# SET EXERCISE
What lines of the data include the string "provider"? Copy them all.

(Dataset items)
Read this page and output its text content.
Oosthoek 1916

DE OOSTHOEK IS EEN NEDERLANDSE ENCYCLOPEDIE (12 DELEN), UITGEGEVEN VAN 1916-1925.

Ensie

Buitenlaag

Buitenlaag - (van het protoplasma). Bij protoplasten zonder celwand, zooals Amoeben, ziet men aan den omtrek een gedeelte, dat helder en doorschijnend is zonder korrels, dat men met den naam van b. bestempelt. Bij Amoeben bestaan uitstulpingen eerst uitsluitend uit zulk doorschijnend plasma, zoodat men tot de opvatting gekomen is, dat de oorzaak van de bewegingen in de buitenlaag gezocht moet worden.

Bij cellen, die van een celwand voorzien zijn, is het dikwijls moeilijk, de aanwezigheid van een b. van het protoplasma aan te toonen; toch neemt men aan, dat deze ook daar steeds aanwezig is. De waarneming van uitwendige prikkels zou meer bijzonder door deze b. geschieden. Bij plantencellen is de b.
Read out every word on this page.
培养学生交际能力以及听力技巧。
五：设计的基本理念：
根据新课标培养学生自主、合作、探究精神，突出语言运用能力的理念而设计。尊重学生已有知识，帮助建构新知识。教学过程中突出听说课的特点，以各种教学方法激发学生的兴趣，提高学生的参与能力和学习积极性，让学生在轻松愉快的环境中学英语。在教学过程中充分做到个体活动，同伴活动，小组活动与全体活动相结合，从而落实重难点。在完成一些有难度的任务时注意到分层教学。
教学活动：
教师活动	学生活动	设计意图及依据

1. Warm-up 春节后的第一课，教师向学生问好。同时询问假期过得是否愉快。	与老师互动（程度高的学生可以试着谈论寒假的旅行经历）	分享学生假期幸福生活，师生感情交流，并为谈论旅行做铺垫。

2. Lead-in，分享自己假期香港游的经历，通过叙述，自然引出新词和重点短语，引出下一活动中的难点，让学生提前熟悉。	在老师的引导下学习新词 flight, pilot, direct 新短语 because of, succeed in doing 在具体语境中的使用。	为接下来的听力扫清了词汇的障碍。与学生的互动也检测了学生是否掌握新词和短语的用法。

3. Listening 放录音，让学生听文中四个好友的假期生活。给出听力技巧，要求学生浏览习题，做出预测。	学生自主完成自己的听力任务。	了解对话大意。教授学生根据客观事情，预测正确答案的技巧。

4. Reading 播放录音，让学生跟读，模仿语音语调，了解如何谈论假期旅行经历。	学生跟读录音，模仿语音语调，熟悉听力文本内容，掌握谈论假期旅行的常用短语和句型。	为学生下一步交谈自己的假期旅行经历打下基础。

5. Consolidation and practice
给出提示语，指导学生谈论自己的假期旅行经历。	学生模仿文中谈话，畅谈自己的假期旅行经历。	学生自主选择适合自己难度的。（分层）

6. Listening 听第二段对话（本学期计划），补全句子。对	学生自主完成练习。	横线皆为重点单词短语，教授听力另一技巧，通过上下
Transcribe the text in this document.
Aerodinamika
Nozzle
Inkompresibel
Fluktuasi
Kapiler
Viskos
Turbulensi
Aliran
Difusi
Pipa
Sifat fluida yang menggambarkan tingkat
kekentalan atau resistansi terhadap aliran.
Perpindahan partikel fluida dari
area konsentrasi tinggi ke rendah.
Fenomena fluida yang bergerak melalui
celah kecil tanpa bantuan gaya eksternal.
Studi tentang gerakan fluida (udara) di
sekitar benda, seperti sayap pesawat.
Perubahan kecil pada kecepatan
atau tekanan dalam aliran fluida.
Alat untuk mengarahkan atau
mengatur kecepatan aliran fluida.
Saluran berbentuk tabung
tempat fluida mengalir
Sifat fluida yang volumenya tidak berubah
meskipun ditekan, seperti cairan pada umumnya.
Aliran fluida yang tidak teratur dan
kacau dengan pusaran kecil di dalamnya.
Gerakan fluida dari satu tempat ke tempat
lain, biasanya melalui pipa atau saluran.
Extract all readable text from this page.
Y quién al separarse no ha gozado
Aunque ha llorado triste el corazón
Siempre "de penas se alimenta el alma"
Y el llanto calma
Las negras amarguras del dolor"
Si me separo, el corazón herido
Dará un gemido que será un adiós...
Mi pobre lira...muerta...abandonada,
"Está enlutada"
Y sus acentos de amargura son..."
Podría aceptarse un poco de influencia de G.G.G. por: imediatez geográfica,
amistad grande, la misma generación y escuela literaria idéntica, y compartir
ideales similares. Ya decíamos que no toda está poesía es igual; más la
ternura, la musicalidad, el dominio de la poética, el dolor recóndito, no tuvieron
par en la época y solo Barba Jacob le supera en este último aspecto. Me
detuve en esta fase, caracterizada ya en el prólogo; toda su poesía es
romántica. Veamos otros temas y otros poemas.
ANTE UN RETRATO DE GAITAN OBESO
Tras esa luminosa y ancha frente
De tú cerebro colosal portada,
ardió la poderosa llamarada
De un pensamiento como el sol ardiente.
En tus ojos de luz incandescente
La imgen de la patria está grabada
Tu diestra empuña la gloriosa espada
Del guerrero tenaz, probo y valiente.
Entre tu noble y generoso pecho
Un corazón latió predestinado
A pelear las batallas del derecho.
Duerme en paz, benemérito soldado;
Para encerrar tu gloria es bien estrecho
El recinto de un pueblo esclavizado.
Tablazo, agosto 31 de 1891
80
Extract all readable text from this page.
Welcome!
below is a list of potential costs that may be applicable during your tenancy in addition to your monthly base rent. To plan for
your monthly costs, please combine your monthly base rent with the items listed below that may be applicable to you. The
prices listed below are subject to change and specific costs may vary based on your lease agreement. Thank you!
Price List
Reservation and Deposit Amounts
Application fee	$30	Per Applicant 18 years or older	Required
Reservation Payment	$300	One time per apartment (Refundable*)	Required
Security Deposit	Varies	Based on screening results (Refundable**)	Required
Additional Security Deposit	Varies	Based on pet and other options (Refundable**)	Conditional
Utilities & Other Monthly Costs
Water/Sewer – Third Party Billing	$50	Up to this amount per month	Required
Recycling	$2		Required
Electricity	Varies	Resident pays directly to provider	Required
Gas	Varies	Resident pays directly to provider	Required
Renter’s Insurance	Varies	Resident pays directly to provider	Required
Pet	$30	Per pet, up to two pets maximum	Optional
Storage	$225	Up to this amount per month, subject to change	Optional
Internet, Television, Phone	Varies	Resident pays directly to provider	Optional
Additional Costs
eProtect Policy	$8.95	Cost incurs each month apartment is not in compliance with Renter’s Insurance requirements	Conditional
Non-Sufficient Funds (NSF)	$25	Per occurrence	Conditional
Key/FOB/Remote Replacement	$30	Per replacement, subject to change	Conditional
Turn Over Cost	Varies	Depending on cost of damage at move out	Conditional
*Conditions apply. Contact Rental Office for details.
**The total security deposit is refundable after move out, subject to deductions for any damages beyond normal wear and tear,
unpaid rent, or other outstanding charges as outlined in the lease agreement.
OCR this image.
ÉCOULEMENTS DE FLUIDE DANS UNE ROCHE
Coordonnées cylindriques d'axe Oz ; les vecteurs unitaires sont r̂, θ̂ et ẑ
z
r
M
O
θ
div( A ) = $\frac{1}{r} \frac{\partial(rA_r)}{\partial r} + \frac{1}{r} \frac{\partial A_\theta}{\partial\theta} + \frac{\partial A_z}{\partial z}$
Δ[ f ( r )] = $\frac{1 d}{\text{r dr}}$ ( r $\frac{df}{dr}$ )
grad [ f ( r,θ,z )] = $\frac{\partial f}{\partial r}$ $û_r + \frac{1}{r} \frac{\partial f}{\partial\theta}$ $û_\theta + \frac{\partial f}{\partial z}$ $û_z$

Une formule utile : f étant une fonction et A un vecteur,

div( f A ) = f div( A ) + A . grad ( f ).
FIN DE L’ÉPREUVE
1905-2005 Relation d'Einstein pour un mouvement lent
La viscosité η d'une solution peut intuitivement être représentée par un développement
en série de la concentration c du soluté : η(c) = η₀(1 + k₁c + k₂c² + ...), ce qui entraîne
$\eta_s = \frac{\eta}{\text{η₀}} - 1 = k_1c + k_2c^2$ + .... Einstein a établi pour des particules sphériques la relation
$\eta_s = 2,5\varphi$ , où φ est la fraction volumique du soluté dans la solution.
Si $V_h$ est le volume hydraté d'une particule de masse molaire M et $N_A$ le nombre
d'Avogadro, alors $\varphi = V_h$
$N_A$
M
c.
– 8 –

# CORRECT OUTPUT
Electricity	Varies	Resident pays directly to provider	Required
Gas	Varies	Resident pays directly to provider	Required
Renter’s Insurance	Varies	Resident pays directly to provider	Required
Internet, Television, Phone	Varies	Resident pays directly to provider	Optional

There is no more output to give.